» WHAT YOU NEED TO DO: Transcribe the whole listing below without changing a word, but leave out every image.

+---+

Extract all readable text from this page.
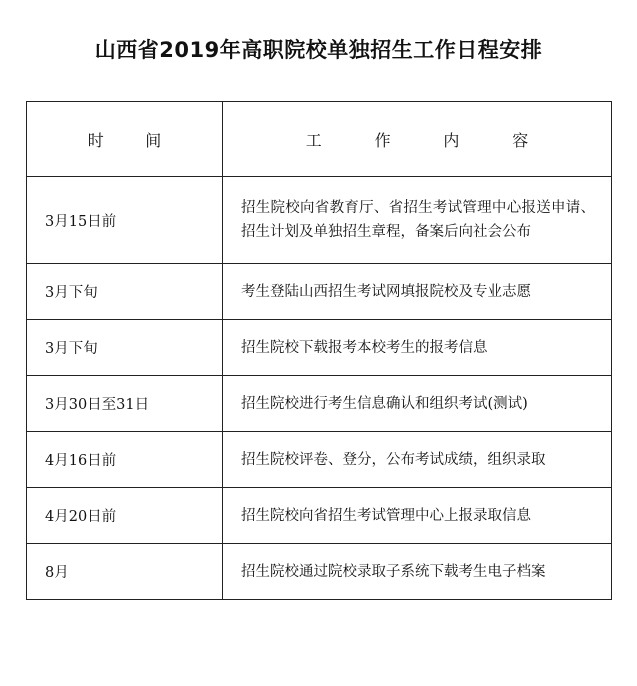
山西省2019年高职院校单独招生工作日程安排
时间	工作内容
3月15日前	招生院校向省教育厅、省招生考试管理中心报送申请、招生计划及单独招生章程，备案后向社会公布
3月下旬	考生登陆山西招生考试网填报院校及专业志愿
3月下旬	招生院校下载报考本校考生的报考信息
3月30日至31日	招生院校进行考生信息确认和组织考试(测试)
4月16日前	招生院校评卷、登分，公布考试成绩，组织录取
4月20日前	招生院校向省招生考试管理中心上报录取信息
8月	招生院校通过院校录取子系统下载考生电子档案
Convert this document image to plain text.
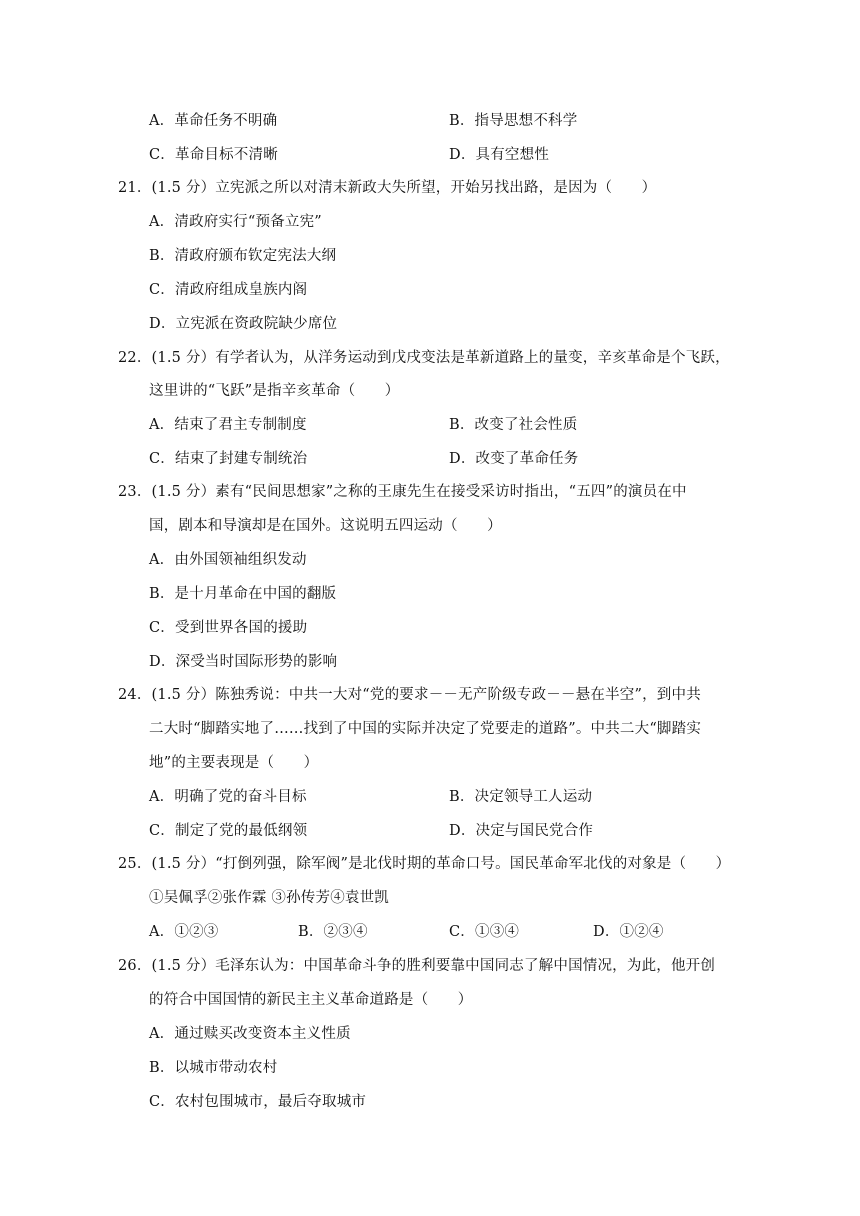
A．革命任务不明确	B．指导思想不科学
C．革命目标不清晰	D．具有空想性
21．(1.5 分）立宪派之所以对清末新政大失所望，开始另找出路，是因为（　　）
A．清政府实行“预备立宪”
B．清政府颁布钦定宪法大纲
C．清政府组成皇族内阁
D．立宪派在资政院缺少席位
22．(1.5 分）有学者认为，从洋务运动到戊戌变法是革新道路上的量变，辛亥革命是个飞跃，
这里讲的“飞跃”是指辛亥革命（　　）
A．结束了君主专制制度	B．改变了社会性质
C．结束了封建专制统治	D．改变了革命任务
23．(1.5 分）素有“民间思想家”之称的王康先生在接受采访时指出，“五四”的演员在中
国，剧本和导演却是在国外。这说明五四运动（　　）
A．由外国领袖组织发动
B．是十月革命在中国的翻版
C．受到世界各国的援助
D．深受当时国际形势的影响
24．(1.5 分）陈独秀说：中共一大对“党的要求－－无产阶级专政－－悬在半空”，到中共
二大时“脚踏实地了……找到了中国的实际并决定了党要走的道路”。中共二大“脚踏实
地”的主要表现是（　　）
A．明确了党的奋斗目标	B．决定领导工人运动
C．制定了党的最低纲领	D．决定与国民党合作
25．(1.5 分）“打倒列强，除军阀”是北伐时期的革命口号。国民革命军北伐的对象是（　　）
①吴佩孚②张作霖 ③孙传芳④袁世凯
A．①②③	B．②③④	C．①③④	D．①②④
26．(1.5 分）毛泽东认为：中国革命斗争的胜利要靠中国同志了解中国情况，为此，他开创
的符合中国国情的新民主主义革命道路是（　　）
A．通过赎买改变资本主义性质
B．以城市带动农村
C．农村包围城市，最后夺取城市
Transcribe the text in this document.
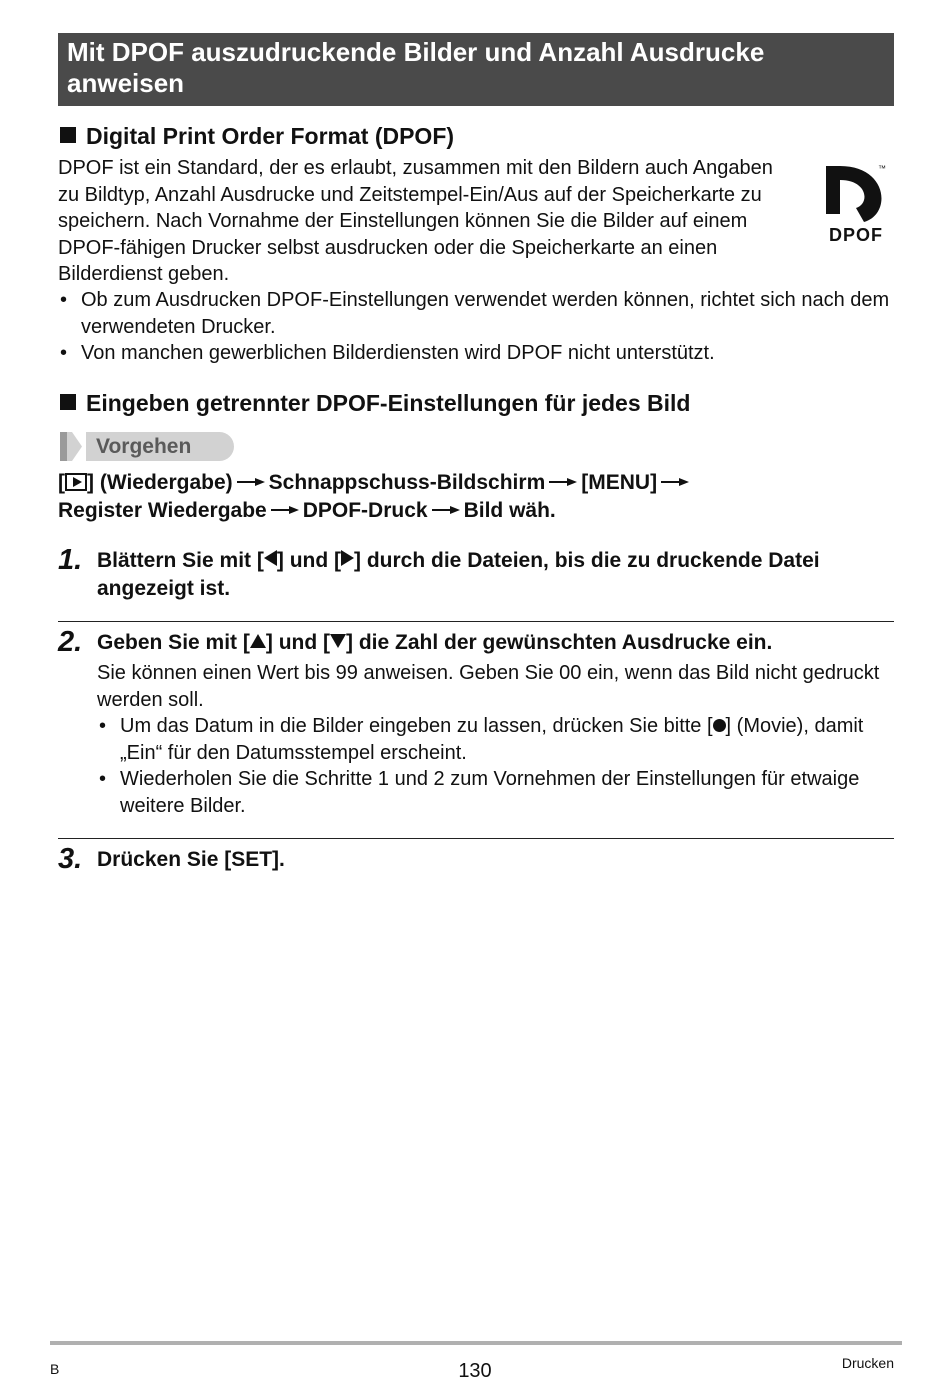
Mit DPOF auszudruckende Bilder und Anzahl Ausdrucke anweisen
Digital Print Order Format (DPOF)

DPOF ist ein Standard, der es erlaubt, zusammen mit den Bildern auch Angaben zu Bildtyp, Anzahl Ausdrucke und Zeitstempel-Ein/Aus auf der Speicherkarte zu speichern. Nach Vornahme der Einstellungen können Sie die Bilder auf einem DPOF-fähigen Drucker selbst ausdrucken oder die Speicherkarte an einen Bilderdienst geben.

• Ob zum Ausdrucken DPOF-Einstellungen verwendet werden können, richtet sich nach dem verwendeten Drucker.
• Von manchen gewerblichen Bilderdiensten wird DPOF nicht unterstützt.
™
DPOF
Eingeben getrennter DPOF-Einstellungen für jedes Bild
Vorgehen
[ ] (Wiedergabe) Schnappschuss-Bildschirm [MENU]
Register Wiedergabe DPOF-Druck Bild wäh.
1. Blättern Sie mit [ ] und [ ] durch die Dateien, bis die zu druckende Datei angezeigt ist.
2. Geben Sie mit [ ] und [ ] die Zahl der gewünschten Ausdrucke ein.

Sie können einen Wert bis 99 anweisen. Geben Sie 00 ein, wenn das Bild nicht gedruckt werden soll.

• Um das Datum in die Bilder eingeben zu lassen, drücken Sie bitte [ ] (Movie), damit „Ein“ für den Datumsstempel erscheint.
• Wiederholen Sie die Schritte 1 und 2 zum Vornehmen der Einstellungen für etwaige weitere Bilder.
3. Drücken Sie [SET].
B	130	Drucken
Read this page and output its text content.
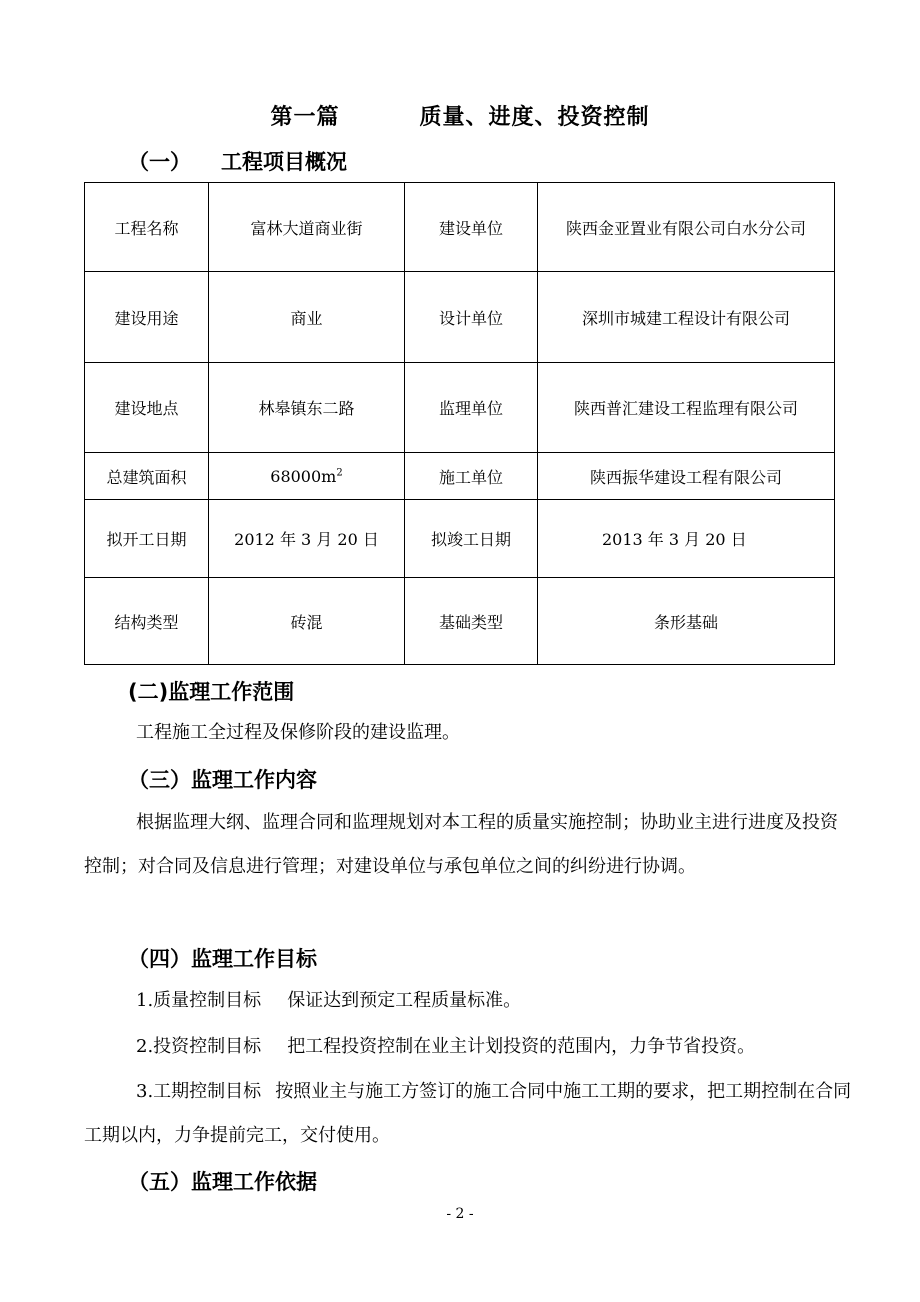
第一篇	质量、进度、投资控制
（一） 工程项目概况
工程名称	富林大道商业街	建设单位	陕西金亚置业有限公司白水分公司
建设用途	商业	设计单位	深圳市城建工程设计有限公司
建设地点	林皋镇东二路	监理单位	陕西普汇建设工程监理有限公司
总建筑面积	$68000m^2$	施工单位	陕西振华建设工程有限公司
拟开工日期	2012 年 3 月 20 日	拟竣工日期	2013 年 3 月 20 日
结构类型	砖混	基础类型	条形基础
(二)监理工作范围
工程施工全过程及保修阶段的建设监理。
（三）监理工作内容
根据监理大纲、监理合同和监理规划对本工程的质量实施控制；协助业主进行进度及投资控制；对合同及信息进行管理；对建设单位与承包单位之间的纠纷进行协调。
（四）监理工作目标
1.质量控制目标 保证达到预定工程质量标准。
2.投资控制目标 把工程投资控制在业主计划投资的范围内，力争节省投资。
3.工期控制目标 按照业主与施工方签订的施工合同中施工工期的要求，把工期控制在合同工期以内，力争提前完工，交付使用。
（五）监理工作依据
- 2 -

+---+

» THE RESPONSE:
Extract all readable text from this page.
山西省2019年高职院校单独招生工作日程安排
时间	工作内容
3月15日前	招生院校向省教育厅、省招生考试管理中心报送申请、招生计划及单独招生章程，备案后向社会公布
3月下旬	考生登陆山西招生考试网填报院校及专业志愿
3月下旬	招生院校下载报考本校考生的报考信息
3月30日至31日	招生院校进行考生信息确认和组织考试(测试)
4月16日前	招生院校评卷、登分，公布考试成绩，组织录取
4月20日前	招生院校向省招生考试管理中心上报录取信息
8月	招生院校通过院校录取子系统下载考生电子档案
Convert this document image to plain text.
A．革命任务不明确	B．指导思想不科学
C．革命目标不清晰	D．具有空想性
21．(1.5 分）立宪派之所以对清末新政大失所望，开始另找出路，是因为（　　）
A．清政府实行“预备立宪”
B．清政府颁布钦定宪法大纲
C．清政府组成皇族内阁
D．立宪派在资政院缺少席位
22．(1.5 分）有学者认为，从洋务运动到戊戌变法是革新道路上的量变，辛亥革命是个飞跃，
这里讲的“飞跃”是指辛亥革命（　　）
A．结束了君主专制制度	B．改变了社会性质
C．结束了封建专制统治	D．改变了革命任务
23．(1.5 分）素有“民间思想家”之称的王康先生在接受采访时指出，“五四”的演员在中
国，剧本和导演却是在国外。这说明五四运动（　　）
A．由外国领袖组织发动
B．是十月革命在中国的翻版
C．受到世界各国的援助
D．深受当时国际形势的影响
24．(1.5 分）陈独秀说：中共一大对“党的要求－－无产阶级专政－－悬在半空”，到中共
二大时“脚踏实地了……找到了中国的实际并决定了党要走的道路”。中共二大“脚踏实
地”的主要表现是（　　）
A．明确了党的奋斗目标	B．决定领导工人运动
C．制定了党的最低纲领	D．决定与国民党合作
25．(1.5 分）“打倒列强，除军阀”是北伐时期的革命口号。国民革命军北伐的对象是（　　）
①吴佩孚②张作霖 ③孙传芳④袁世凯
A．①②③	B．②③④	C．①③④	D．①②④
26．(1.5 分）毛泽东认为：中国革命斗争的胜利要靠中国同志了解中国情况，为此，他开创
的符合中国国情的新民主主义革命道路是（　　）
A．通过赎买改变资本主义性质
B．以城市带动农村
C．农村包围城市，最后夺取城市
Transcribe the text in this document.
Mit DPOF auszudruckende Bilder und Anzahl Ausdrucke anweisen
Digital Print Order Format (DPOF)

DPOF ist ein Standard, der es erlaubt, zusammen mit den Bildern auch Angaben zu Bildtyp, Anzahl Ausdrucke und Zeitstempel-Ein/Aus auf der Speicherkarte zu speichern. Nach Vornahme der Einstellungen können Sie die Bilder auf einem DPOF-fähigen Drucker selbst ausdrucken oder die Speicherkarte an einen Bilderdienst geben.

• Ob zum Ausdrucken DPOF-Einstellungen verwendet werden können, richtet sich nach dem verwendeten Drucker.
• Von manchen gewerblichen Bilderdiensten wird DPOF nicht unterstützt.
™
DPOF
Eingeben getrennter DPOF-Einstellungen für jedes Bild
Vorgehen
[ ] (Wiedergabe) Schnappschuss-Bildschirm [MENU]
Register Wiedergabe DPOF-Druck Bild wäh.
1. Blättern Sie mit [ ] und [ ] durch die Dateien, bis die zu druckende Datei angezeigt ist.
2. Geben Sie mit [ ] und [ ] die Zahl der gewünschten Ausdrucke ein.

Sie können einen Wert bis 99 anweisen. Geben Sie 00 ein, wenn das Bild nicht gedruckt werden soll.

• Um das Datum in die Bilder eingeben zu lassen, drücken Sie bitte [ ] (Movie), damit „Ein“ für den Datumsstempel erscheint.
• Wiederholen Sie die Schritte 1 und 2 zum Vornehmen der Einstellungen für etwaige weitere Bilder.
3. Drücken Sie [SET].
B	130	Drucken
Read this page and output its text content.
第一篇	质量、进度、投资控制
（一） 工程项目概况
工程名称	富林大道商业街	建设单位	陕西金亚置业有限公司白水分公司
建设用途	商业	设计单位	深圳市城建工程设计有限公司
建设地点	林皋镇东二路	监理单位	陕西普汇建设工程监理有限公司
总建筑面积	$68000m^2$	施工单位	陕西振华建设工程有限公司
拟开工日期	2012 年 3 月 20 日	拟竣工日期	2013 年 3 月 20 日
结构类型	砖混	基础类型	条形基础
(二)监理工作范围
工程施工全过程及保修阶段的建设监理。
（三）监理工作内容
根据监理大纲、监理合同和监理规划对本工程的质量实施控制；协助业主进行进度及投资控制；对合同及信息进行管理；对建设单位与承包单位之间的纠纷进行协调。
（四）监理工作目标
1.质量控制目标 保证达到预定工程质量标准。
2.投资控制目标 把工程投资控制在业主计划投资的范围内，力争节省投资。
3.工期控制目标 按照业主与施工方签订的施工合同中施工工期的要求，把工期控制在合同工期以内，力争提前完工，交付使用。
（五）监理工作依据
- 2 -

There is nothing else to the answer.